## [TASK REQUIREMENTS]
Please tally how many lines in the records below contain the word "LIKES", and reply with the number alone.

## [DATA PROVIDED]

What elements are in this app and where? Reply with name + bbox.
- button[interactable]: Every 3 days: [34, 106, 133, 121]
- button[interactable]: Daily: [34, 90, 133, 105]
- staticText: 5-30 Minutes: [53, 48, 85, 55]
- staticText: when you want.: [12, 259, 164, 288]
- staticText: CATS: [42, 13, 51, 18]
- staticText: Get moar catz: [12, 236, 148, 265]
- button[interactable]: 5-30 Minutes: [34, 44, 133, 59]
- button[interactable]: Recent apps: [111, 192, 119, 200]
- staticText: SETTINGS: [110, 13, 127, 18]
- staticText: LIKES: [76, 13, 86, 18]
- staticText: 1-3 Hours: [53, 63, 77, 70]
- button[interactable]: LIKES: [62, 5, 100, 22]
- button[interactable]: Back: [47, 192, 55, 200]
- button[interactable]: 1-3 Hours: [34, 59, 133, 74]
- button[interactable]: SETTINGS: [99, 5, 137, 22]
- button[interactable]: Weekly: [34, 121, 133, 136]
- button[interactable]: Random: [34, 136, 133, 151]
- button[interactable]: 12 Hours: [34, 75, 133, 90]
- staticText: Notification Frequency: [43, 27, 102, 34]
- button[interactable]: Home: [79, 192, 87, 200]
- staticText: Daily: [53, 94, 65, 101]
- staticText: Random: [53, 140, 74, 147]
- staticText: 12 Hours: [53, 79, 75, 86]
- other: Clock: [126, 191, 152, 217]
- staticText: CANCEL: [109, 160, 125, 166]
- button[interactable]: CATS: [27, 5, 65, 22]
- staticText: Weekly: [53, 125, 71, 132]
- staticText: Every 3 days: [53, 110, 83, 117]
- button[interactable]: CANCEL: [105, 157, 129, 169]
---
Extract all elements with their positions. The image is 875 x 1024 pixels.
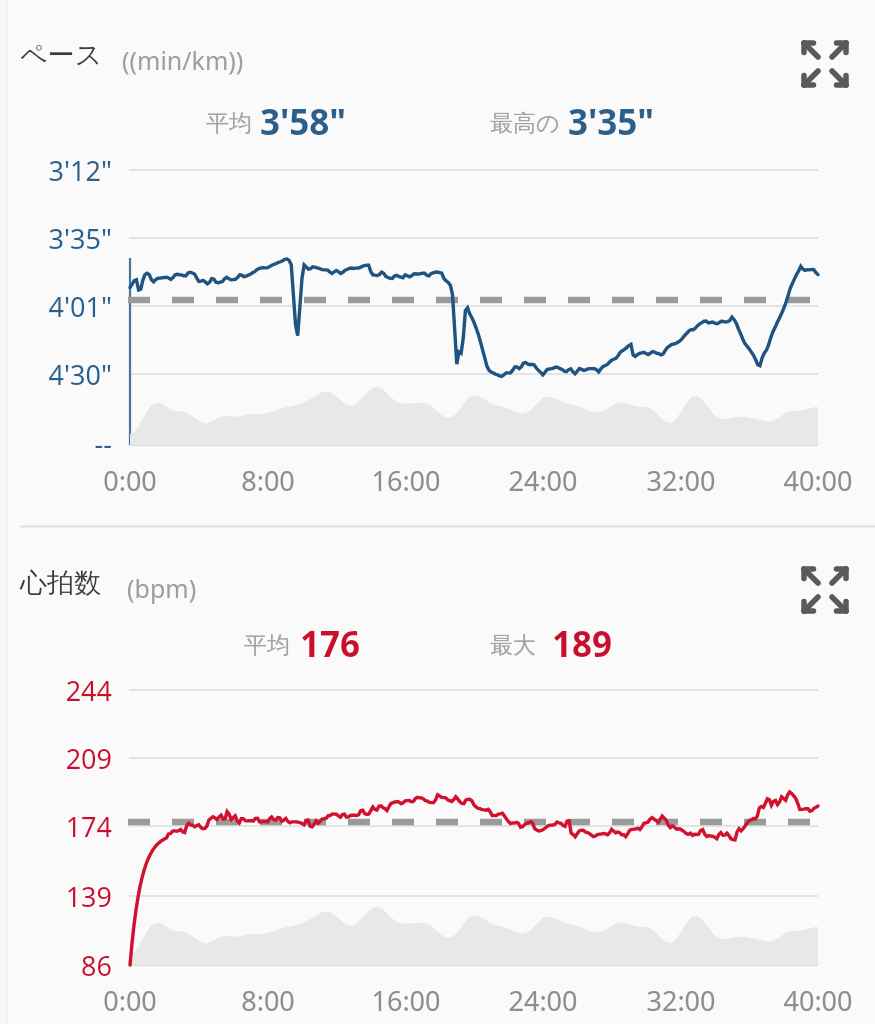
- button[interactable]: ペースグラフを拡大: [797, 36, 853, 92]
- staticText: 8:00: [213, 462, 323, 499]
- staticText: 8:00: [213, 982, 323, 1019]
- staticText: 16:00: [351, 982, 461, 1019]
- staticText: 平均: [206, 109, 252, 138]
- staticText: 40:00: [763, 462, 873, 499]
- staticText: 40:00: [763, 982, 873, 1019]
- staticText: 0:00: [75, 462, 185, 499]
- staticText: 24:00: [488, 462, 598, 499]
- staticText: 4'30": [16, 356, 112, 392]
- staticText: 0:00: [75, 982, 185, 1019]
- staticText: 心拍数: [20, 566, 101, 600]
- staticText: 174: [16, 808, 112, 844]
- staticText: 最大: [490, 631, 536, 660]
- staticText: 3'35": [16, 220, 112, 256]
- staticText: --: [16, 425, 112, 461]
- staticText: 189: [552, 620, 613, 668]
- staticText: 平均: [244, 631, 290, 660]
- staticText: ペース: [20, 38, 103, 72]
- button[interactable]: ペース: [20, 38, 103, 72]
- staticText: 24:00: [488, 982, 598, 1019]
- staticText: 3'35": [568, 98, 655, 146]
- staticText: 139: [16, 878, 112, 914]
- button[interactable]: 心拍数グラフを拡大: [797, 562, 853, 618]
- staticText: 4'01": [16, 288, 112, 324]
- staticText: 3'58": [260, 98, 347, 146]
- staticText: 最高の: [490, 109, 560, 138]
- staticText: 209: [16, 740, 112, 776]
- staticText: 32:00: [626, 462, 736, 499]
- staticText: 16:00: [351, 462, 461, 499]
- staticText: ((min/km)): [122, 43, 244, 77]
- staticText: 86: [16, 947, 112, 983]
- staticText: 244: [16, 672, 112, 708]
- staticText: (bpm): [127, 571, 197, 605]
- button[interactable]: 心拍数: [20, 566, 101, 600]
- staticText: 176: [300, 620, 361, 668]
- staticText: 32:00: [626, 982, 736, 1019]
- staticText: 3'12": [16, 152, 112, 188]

## [ANSWER FOR THIS EXERCISE]
2